Stored items:

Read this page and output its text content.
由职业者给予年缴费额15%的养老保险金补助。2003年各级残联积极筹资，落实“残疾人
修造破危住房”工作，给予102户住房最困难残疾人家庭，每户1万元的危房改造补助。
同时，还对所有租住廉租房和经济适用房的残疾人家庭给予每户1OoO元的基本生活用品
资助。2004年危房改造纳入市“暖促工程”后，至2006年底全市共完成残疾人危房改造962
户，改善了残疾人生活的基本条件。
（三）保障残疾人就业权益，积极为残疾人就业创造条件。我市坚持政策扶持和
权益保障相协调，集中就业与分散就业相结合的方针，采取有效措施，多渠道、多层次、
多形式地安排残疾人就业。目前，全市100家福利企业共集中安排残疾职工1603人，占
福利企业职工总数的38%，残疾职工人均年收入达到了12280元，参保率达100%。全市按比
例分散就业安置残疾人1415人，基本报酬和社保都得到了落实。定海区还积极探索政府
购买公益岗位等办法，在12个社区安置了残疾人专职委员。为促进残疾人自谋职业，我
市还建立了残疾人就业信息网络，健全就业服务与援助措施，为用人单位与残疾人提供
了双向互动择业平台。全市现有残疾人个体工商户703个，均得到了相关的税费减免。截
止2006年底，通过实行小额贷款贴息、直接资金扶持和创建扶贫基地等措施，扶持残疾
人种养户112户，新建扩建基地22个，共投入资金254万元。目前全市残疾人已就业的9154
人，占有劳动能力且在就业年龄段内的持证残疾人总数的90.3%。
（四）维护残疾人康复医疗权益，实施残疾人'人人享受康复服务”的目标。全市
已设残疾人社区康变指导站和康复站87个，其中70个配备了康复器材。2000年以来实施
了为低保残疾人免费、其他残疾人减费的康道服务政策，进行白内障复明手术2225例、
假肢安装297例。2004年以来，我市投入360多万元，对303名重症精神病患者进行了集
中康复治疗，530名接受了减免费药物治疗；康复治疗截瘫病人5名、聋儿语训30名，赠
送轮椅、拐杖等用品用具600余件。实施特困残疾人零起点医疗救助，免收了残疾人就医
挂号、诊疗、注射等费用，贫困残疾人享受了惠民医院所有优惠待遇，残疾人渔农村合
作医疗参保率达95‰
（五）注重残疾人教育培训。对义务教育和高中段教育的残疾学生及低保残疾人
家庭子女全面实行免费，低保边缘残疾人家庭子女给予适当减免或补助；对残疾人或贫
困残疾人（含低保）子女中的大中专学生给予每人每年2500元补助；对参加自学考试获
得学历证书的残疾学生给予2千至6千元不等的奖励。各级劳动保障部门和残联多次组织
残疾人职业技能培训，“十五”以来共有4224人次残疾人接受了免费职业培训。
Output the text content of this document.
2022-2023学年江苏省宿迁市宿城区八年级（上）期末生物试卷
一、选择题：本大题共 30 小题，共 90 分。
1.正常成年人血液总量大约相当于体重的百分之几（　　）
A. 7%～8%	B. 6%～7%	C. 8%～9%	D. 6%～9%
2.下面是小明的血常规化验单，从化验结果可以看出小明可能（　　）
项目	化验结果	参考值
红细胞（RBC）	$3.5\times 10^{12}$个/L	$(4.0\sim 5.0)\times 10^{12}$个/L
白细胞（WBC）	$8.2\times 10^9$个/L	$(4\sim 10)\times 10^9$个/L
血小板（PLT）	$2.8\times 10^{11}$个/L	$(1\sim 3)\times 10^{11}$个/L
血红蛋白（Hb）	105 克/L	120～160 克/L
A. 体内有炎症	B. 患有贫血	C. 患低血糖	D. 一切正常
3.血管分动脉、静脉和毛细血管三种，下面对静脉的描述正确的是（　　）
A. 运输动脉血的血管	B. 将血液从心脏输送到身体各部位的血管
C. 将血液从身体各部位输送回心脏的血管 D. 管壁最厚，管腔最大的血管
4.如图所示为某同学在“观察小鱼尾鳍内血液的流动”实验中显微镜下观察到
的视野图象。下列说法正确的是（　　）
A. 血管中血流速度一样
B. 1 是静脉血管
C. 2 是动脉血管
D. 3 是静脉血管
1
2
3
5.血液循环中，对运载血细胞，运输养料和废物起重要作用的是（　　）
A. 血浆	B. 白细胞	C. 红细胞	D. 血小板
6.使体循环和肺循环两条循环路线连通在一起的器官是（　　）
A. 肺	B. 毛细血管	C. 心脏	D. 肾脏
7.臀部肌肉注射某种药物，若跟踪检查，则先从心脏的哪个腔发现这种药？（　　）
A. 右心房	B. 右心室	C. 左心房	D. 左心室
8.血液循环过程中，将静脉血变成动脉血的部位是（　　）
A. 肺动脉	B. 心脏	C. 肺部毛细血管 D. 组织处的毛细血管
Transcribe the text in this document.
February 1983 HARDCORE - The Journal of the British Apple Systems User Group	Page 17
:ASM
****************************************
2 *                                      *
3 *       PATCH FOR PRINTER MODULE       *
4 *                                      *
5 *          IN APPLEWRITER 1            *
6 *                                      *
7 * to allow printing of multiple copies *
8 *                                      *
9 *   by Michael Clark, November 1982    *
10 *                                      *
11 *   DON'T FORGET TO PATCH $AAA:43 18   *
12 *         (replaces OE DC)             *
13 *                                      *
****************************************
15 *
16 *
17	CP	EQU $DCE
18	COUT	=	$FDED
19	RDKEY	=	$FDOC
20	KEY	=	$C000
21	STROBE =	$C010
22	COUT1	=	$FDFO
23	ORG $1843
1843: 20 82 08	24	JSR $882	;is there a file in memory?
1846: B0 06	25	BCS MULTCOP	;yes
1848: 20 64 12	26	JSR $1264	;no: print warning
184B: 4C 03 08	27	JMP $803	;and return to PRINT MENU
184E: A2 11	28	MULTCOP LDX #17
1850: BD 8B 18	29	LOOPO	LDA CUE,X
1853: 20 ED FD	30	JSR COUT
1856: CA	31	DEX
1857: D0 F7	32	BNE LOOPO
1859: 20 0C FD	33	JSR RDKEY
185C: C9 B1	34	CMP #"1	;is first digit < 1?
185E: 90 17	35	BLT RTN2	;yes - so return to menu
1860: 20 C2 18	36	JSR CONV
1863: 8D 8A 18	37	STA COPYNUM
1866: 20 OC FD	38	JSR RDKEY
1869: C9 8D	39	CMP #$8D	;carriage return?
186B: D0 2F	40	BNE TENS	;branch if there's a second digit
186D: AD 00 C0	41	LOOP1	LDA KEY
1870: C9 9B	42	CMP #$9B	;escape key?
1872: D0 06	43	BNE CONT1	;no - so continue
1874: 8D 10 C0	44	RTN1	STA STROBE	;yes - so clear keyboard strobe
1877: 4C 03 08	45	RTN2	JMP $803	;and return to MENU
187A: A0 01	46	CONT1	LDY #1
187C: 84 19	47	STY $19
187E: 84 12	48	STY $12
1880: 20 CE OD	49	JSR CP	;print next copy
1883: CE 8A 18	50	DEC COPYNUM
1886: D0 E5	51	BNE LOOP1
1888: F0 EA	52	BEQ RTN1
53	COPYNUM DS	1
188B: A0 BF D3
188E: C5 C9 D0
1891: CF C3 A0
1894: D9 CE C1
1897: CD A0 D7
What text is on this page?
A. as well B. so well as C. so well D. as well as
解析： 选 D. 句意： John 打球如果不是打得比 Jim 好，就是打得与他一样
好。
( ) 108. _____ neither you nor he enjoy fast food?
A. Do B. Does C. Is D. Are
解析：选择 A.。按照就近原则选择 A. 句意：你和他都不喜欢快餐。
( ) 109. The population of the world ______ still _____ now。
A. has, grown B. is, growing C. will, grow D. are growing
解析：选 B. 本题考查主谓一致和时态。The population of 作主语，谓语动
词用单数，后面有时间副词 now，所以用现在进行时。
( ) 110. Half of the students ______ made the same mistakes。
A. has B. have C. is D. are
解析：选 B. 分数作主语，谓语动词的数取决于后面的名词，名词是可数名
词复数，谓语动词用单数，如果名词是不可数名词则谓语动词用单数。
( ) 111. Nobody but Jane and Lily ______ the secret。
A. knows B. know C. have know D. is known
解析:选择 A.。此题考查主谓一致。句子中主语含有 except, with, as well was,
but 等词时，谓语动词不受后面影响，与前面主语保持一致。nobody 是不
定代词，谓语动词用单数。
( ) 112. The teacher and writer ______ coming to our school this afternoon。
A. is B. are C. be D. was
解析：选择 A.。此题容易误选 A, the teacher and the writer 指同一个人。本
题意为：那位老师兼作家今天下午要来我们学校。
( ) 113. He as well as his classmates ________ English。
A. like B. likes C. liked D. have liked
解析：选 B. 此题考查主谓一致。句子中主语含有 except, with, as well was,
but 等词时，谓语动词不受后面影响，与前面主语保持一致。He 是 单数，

What is needed: Quote, word for word, every line starting at the one that contains "What text is on this page?" and ending with the final line of the entries.

The solution:
What text is on this page?
A. as well B. so well as C. so well D. as well as
解析： 选 D. 句意： John 打球如果不是打得比 Jim 好，就是打得与他一样
好。
( ) 108. _____ neither you nor he enjoy fast food?
A. Do B. Does C. Is D. Are
解析：选择 A.。按照就近原则选择 A. 句意：你和他都不喜欢快餐。
( ) 109. The population of the world ______ still _____ now。
A. has, grown B. is, growing C. will, grow D. are growing
解析：选 B. 本题考查主谓一致和时态。The population of 作主语，谓语动
词用单数，后面有时间副词 now，所以用现在进行时。
( ) 110. Half of the students ______ made the same mistakes。
A. has B. have C. is D. are
解析：选 B. 分数作主语，谓语动词的数取决于后面的名词，名词是可数名
词复数，谓语动词用单数，如果名词是不可数名词则谓语动词用单数。
( ) 111. Nobody but Jane and Lily ______ the secret。
A. knows B. know C. have know D. is known
解析:选择 A.。此题考查主谓一致。句子中主语含有 except, with, as well was,
but 等词时，谓语动词不受后面影响，与前面主语保持一致。nobody 是不
定代词，谓语动词用单数。
( ) 112. The teacher and writer ______ coming to our school this afternoon。
A. is B. are C. be D. was
解析：选择 A.。此题容易误选 A, the teacher and the writer 指同一个人。本
题意为：那位老师兼作家今天下午要来我们学校。
( ) 113. He as well as his classmates ________ English。
A. like B. likes C. liked D. have liked
解析：选 B. 此题考查主谓一致。句子中主语含有 except, with, as well was,
but 等词时，谓语动词不受后面影响，与前面主语保持一致。He 是 单数，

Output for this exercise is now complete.